Work to be completed:
Check every line of the entries below for the word "label", and copy the ones that have it.

• • •

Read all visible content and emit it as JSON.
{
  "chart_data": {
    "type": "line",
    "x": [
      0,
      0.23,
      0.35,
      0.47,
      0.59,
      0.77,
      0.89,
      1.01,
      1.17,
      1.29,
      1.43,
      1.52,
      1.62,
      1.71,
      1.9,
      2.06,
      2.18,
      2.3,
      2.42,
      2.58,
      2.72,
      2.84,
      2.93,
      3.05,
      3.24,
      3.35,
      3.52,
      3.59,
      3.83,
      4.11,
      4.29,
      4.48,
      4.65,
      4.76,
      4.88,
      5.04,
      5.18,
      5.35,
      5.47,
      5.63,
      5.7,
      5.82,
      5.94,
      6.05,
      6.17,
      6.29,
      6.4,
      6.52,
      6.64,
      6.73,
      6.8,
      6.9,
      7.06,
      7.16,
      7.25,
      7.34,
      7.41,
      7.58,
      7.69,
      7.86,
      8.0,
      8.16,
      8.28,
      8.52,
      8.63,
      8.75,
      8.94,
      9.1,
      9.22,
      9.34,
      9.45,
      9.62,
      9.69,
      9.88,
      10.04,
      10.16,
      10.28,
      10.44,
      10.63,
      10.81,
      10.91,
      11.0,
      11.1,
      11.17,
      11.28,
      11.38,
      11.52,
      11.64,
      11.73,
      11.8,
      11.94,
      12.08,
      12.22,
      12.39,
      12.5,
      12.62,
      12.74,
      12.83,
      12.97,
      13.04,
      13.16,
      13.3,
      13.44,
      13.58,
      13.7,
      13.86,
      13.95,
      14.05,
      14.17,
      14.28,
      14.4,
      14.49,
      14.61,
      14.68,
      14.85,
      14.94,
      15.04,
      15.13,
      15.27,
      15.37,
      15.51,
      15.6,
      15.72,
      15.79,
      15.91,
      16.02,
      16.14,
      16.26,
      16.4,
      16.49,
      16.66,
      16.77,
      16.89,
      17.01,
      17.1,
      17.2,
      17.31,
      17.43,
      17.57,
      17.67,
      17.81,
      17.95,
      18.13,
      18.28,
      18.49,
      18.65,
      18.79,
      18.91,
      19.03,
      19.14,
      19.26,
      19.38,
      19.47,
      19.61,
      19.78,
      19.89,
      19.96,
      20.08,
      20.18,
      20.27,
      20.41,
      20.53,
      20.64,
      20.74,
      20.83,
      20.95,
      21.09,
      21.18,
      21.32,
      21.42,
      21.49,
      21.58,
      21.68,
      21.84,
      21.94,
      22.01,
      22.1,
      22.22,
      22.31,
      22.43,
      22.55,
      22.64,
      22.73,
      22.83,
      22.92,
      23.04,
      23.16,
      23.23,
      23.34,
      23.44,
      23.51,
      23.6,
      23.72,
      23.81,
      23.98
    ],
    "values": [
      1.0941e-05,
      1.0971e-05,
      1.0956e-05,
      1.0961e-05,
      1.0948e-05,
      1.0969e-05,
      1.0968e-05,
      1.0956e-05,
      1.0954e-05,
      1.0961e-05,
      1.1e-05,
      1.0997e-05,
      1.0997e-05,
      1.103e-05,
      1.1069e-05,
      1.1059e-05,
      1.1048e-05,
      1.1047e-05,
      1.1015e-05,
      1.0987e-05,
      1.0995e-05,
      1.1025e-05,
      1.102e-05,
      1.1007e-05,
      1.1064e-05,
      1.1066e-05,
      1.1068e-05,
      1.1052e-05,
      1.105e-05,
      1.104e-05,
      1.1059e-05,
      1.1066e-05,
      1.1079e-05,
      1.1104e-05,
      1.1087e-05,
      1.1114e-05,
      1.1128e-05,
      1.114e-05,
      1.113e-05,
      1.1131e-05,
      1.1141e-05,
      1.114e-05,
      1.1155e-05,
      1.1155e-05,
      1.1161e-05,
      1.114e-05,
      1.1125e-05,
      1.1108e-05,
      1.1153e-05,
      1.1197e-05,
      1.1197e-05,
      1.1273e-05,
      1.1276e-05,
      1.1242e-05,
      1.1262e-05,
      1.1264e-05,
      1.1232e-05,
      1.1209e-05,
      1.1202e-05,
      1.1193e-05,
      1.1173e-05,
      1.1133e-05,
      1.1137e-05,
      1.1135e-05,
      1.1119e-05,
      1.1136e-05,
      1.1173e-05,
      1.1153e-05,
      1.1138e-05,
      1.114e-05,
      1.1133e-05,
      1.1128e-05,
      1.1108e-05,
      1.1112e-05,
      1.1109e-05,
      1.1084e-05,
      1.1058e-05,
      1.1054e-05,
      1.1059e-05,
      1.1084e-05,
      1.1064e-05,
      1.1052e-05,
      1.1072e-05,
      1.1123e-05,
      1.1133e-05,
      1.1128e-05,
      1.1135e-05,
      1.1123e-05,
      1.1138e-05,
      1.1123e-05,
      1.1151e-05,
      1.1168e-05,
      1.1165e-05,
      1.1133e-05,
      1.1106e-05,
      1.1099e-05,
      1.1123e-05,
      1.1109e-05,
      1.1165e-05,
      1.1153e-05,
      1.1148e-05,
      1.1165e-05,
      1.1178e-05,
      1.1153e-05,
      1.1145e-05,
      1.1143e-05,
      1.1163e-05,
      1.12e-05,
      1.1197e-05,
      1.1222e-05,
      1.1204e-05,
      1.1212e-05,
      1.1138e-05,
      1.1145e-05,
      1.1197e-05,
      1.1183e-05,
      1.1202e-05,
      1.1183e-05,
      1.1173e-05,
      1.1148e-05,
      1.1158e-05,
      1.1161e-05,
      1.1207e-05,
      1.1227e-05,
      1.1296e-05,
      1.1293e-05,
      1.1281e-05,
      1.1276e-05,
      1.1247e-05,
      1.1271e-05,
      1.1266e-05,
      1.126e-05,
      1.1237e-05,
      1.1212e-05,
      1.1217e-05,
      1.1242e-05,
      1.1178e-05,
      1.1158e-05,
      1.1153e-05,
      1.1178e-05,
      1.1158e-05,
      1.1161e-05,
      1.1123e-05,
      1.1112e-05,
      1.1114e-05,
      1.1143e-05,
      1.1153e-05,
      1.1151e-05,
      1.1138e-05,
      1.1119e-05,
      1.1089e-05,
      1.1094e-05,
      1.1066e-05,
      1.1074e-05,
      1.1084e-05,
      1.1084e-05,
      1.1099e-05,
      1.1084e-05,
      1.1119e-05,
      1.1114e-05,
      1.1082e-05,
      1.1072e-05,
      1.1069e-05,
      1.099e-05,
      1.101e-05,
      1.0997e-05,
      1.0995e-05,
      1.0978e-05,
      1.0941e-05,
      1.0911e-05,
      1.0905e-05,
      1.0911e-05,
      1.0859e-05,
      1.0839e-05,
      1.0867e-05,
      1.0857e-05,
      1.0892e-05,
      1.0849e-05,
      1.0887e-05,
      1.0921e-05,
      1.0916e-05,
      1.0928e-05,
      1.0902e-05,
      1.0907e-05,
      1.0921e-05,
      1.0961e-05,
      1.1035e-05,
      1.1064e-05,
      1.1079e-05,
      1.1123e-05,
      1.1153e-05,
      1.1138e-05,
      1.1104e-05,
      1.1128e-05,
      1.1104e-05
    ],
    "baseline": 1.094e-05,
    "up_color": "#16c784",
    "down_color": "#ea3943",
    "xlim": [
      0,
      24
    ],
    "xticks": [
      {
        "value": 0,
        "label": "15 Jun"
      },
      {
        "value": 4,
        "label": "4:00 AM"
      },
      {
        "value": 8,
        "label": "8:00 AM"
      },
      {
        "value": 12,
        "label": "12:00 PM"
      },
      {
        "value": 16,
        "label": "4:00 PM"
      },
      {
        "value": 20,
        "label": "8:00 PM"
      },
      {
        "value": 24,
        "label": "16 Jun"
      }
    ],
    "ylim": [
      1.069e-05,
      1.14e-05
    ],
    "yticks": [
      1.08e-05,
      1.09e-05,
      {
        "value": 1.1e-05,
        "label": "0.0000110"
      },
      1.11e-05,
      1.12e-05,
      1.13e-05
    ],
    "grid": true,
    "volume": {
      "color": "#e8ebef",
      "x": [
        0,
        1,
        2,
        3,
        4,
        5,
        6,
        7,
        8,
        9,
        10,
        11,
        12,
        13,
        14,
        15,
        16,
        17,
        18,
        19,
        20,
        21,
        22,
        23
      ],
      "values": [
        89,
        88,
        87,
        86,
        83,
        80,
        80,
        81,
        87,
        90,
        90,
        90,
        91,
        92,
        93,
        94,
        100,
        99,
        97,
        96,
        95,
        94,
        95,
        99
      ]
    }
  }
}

• • •

Worked answer:
        "label": "15 Jun"
        "label": "4:00 AM"
        "label": "8:00 AM"
        "label": "12:00 PM"
        "label": "4:00 PM"
        "label": "8:00 PM"
        "label": "16 Jun"
        "label": "0.0000110"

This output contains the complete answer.